■ Goal of the exercise: Repeat the records word for word, excluding any picture.

■ Data for the task:
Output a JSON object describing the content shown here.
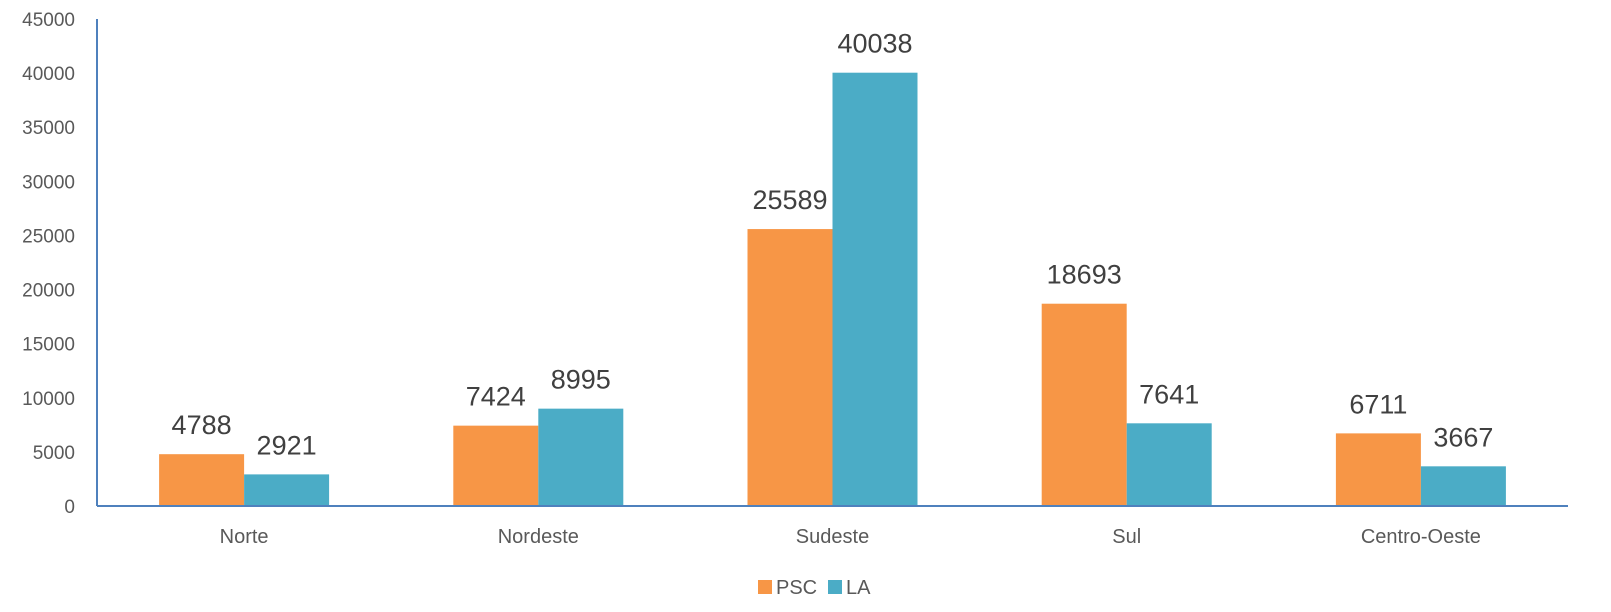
{
  "chart_data": {
    "type": "bar",
    "categories": [
      "Norte",
      "Nordeste",
      "Sudeste",
      "Sul",
      "Centro-Oeste"
    ],
    "series": [
      {
        "name": "PSC",
        "color": "#F79646",
        "values": [
          4788,
          7424,
          25589,
          18693,
          6711
        ]
      },
      {
        "name": "LA",
        "color": "#4BACC6",
        "values": [
          2921,
          8995,
          40038,
          7641,
          3667
        ]
      }
    ],
    "ylim": [
      0,
      45000
    ],
    "yticks": [
      0,
      5000,
      10000,
      15000,
      20000,
      25000,
      30000,
      35000,
      40000,
      45000
    ],
    "grid": false,
    "legend_position": "bottom",
    "axis_color": "#4F81BD"
  }
}
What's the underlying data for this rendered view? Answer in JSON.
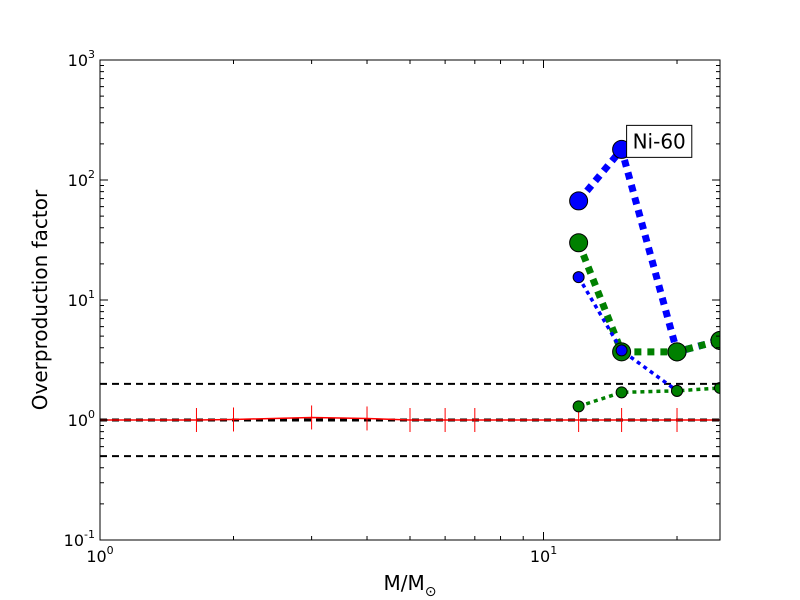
{
  "chart_data": {
    "type": "line",
    "title": "",
    "xlabel": "M/M",
    "xlabel_subscript": "⊙",
    "ylabel": "Overproduction factor",
    "xscale": "log",
    "yscale": "log",
    "xlim": [
      1,
      25
    ],
    "ylim": [
      0.1,
      1000
    ],
    "x_ticks": [
      {
        "base": "10",
        "exp": "0",
        "value": 1
      },
      {
        "base": "10",
        "exp": "1",
        "value": 10
      }
    ],
    "y_ticks": [
      {
        "base": "10",
        "exp": "-1",
        "value": 0.1
      },
      {
        "base": "10",
        "exp": "0",
        "value": 1
      },
      {
        "base": "10",
        "exp": "1",
        "value": 10
      },
      {
        "base": "10",
        "exp": "2",
        "value": 100
      },
      {
        "base": "10",
        "exp": "3",
        "value": 1000
      }
    ],
    "annotation": "Ni-60",
    "annotation_position": [
      15,
      180
    ],
    "reference_lines": [
      0.5,
      1.0,
      2.0
    ],
    "reference_curve": {
      "color": "#ff0000",
      "points": [
        {
          "x": 1.0,
          "y": 1.0
        },
        {
          "x": 1.65,
          "y": 1.0
        },
        {
          "x": 2.0,
          "y": 1.01
        },
        {
          "x": 3.0,
          "y": 1.05
        },
        {
          "x": 4.0,
          "y": 1.03
        },
        {
          "x": 5.0,
          "y": 1.0
        },
        {
          "x": 6.0,
          "y": 1.0
        },
        {
          "x": 7.0,
          "y": 1.0
        },
        {
          "x": 12.0,
          "y": 1.0
        },
        {
          "x": 15.0,
          "y": 1.0
        },
        {
          "x": 20.0,
          "y": 1.0
        },
        {
          "x": 25.0,
          "y": 1.0
        }
      ]
    },
    "series": [
      {
        "color": "#0000ff",
        "marker_r": 9,
        "line_width": 7,
        "points": [
          {
            "x": 12,
            "y": 67
          },
          {
            "x": 15,
            "y": 180
          },
          {
            "x": 20,
            "y": 3.7
          },
          {
            "x": 25,
            "y": 4.6
          }
        ]
      },
      {
        "color": "#008000",
        "marker_r": 9,
        "line_width": 7,
        "points": [
          {
            "x": 12,
            "y": 30
          },
          {
            "x": 15,
            "y": 3.7
          },
          {
            "x": 20,
            "y": 3.7
          },
          {
            "x": 25,
            "y": 4.6
          }
        ]
      },
      {
        "color": "#0000ff",
        "marker_r": 5.5,
        "line_width": 3.5,
        "points": [
          {
            "x": 12,
            "y": 15.5
          },
          {
            "x": 15,
            "y": 3.8
          },
          {
            "x": 20,
            "y": 1.75
          }
        ]
      },
      {
        "color": "#008000",
        "marker_r": 5.5,
        "line_width": 3.5,
        "points": [
          {
            "x": 12,
            "y": 1.3
          },
          {
            "x": 15,
            "y": 1.7
          },
          {
            "x": 20,
            "y": 1.75
          },
          {
            "x": 25,
            "y": 1.85
          }
        ]
      }
    ]
  }
}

■ Problem solution:
Output a JSON object describing the content shown here.
{
  "chart_data": {
    "type": "bar",
    "categories": [
      "Norte",
      "Nordeste",
      "Sudeste",
      "Sul",
      "Centro-Oeste"
    ],
    "series": [
      {
        "name": "PSC",
        "color": "#F79646",
        "values": [
          4788,
          7424,
          25589,
          18693,
          6711
        ]
      },
      {
        "name": "LA",
        "color": "#4BACC6",
        "values": [
          2921,
          8995,
          40038,
          7641,
          3667
        ]
      }
    ],
    "ylim": [
      0,
      45000
    ],
    "yticks": [
      0,
      5000,
      10000,
      15000,
      20000,
      25000,
      30000,
      35000,
      40000,
      45000
    ],
    "grid": false,
    "legend_position": "bottom",
    "axis_color": "#4F81BD"
  }
}
What's the underlying data for this rendered view? Answer in JSON.
{
  "chart_data": {
    "type": "line",
    "title": "",
    "xlabel": "M/M",
    "xlabel_subscript": "⊙",
    "ylabel": "Overproduction factor",
    "xscale": "log",
    "yscale": "log",
    "xlim": [
      1,
      25
    ],
    "ylim": [
      0.1,
      1000
    ],
    "x_ticks": [
      {
        "base": "10",
        "exp": "0",
        "value": 1
      },
      {
        "base": "10",
        "exp": "1",
        "value": 10
      }
    ],
    "y_ticks": [
      {
        "base": "10",
        "exp": "-1",
        "value": 0.1
      },
      {
        "base": "10",
        "exp": "0",
        "value": 1
      },
      {
        "base": "10",
        "exp": "1",
        "value": 10
      },
      {
        "base": "10",
        "exp": "2",
        "value": 100
      },
      {
        "base": "10",
        "exp": "3",
        "value": 1000
      }
    ],
    "annotation": "Ni-60",
    "annotation_position": [
      15,
      180
    ],
    "reference_lines": [
      0.5,
      1.0,
      2.0
    ],
    "reference_curve": {
      "color": "#ff0000",
      "points": [
        {
          "x": 1.0,
          "y": 1.0
        },
        {
          "x": 1.65,
          "y": 1.0
        },
        {
          "x": 2.0,
          "y": 1.01
        },
        {
          "x": 3.0,
          "y": 1.05
        },
        {
          "x": 4.0,
          "y": 1.03
        },
        {
          "x": 5.0,
          "y": 1.0
        },
        {
          "x": 6.0,
          "y": 1.0
        },
        {
          "x": 7.0,
          "y": 1.0
        },
        {
          "x": 12.0,
          "y": 1.0
        },
        {
          "x": 15.0,
          "y": 1.0
        },
        {
          "x": 20.0,
          "y": 1.0
        },
        {
          "x": 25.0,
          "y": 1.0
        }
      ]
    },
    "series": [
      {
        "color": "#0000ff",
        "marker_r": 9,
        "line_width": 7,
        "points": [
          {
            "x": 12,
            "y": 67
          },
          {
            "x": 15,
            "y": 180
          },
          {
            "x": 20,
            "y": 3.7
          },
          {
            "x": 25,
            "y": 4.6
          }
        ]
      },
      {
        "color": "#008000",
        "marker_r": 9,
        "line_width": 7,
        "points": [
          {
            "x": 12,
            "y": 30
          },
          {
            "x": 15,
            "y": 3.7
          },
          {
            "x": 20,
            "y": 3.7
          },
          {
            "x": 25,
            "y": 4.6
          }
        ]
      },
      {
        "color": "#0000ff",
        "marker_r": 5.5,
        "line_width": 3.5,
        "points": [
          {
            "x": 12,
            "y": 15.5
          },
          {
            "x": 15,
            "y": 3.8
          },
          {
            "x": 20,
            "y": 1.75
          }
        ]
      },
      {
        "color": "#008000",
        "marker_r": 5.5,
        "line_width": 3.5,
        "points": [
          {
            "x": 12,
            "y": 1.3
          },
          {
            "x": 15,
            "y": 1.7
          },
          {
            "x": 20,
            "y": 1.75
          },
          {
            "x": 25,
            "y": 1.85
          }
        ]
      }
    ]
  }
}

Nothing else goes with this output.